*Given problem*
Identify the lines containing the word "title". Copy each one.
start Data lines
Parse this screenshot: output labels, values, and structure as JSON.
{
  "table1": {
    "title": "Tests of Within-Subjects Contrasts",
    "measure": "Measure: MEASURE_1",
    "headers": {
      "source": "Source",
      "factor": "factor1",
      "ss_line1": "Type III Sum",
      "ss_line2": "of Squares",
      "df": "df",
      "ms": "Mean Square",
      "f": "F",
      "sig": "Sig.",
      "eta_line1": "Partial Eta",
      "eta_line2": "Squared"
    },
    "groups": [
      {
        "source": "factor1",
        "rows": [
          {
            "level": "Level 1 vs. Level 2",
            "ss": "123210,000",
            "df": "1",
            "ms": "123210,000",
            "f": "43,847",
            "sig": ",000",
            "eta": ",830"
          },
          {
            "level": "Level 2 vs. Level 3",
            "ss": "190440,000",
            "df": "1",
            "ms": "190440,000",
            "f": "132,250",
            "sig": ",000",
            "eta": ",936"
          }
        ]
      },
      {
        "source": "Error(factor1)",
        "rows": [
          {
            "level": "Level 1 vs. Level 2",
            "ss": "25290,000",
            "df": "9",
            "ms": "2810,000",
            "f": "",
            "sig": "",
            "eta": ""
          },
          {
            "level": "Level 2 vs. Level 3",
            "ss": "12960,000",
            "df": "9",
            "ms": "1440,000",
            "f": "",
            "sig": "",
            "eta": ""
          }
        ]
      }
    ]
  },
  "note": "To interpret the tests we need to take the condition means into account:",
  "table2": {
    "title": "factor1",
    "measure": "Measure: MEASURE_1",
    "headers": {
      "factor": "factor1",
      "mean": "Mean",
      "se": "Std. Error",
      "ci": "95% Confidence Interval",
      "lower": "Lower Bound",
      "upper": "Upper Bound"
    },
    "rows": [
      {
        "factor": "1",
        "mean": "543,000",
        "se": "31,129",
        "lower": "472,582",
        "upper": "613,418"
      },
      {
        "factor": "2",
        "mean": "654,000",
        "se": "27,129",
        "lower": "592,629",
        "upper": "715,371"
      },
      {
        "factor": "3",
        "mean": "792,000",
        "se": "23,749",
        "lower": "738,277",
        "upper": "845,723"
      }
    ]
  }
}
end Data lines
*Written reply*
    "title": "Tests of Within-Subjects Contrasts",
    "title": "factor1",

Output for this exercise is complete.